## [Requirements]
Sift the listing for lines that hold the string "rgba" and pull them out.

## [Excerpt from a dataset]
######

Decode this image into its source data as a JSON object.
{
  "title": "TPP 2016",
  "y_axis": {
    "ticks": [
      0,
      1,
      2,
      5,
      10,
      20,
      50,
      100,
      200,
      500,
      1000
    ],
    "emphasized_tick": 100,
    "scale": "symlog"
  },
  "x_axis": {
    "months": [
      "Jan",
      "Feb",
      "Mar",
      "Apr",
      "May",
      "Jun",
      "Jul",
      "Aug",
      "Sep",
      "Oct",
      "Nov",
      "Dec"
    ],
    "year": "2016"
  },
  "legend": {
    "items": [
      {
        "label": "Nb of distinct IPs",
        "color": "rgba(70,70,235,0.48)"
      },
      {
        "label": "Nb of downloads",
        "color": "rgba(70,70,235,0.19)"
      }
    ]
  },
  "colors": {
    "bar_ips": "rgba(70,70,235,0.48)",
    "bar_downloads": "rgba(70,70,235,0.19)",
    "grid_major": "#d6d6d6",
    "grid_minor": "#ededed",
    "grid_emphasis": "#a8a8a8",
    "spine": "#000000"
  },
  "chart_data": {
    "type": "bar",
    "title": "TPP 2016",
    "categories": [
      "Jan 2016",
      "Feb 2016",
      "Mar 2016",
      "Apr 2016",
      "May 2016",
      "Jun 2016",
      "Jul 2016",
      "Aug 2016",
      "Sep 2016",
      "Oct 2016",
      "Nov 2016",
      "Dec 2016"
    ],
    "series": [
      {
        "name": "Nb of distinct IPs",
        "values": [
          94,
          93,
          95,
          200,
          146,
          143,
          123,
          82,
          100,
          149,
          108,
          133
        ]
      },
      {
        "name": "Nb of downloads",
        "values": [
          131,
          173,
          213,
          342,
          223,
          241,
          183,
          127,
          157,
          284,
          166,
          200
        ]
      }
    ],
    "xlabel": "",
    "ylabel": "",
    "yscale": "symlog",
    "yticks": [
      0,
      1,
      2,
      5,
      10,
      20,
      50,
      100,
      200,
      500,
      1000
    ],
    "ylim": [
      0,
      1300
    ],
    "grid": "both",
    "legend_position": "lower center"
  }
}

######

## [Correct answer]
        "color": "rgba(70,70,235,0.48)"
        "color": "rgba(70,70,235,0.19)"
    "bar_ips": "rgba(70,70,235,0.48)",
    "bar_downloads": "rgba(70,70,235,0.19)",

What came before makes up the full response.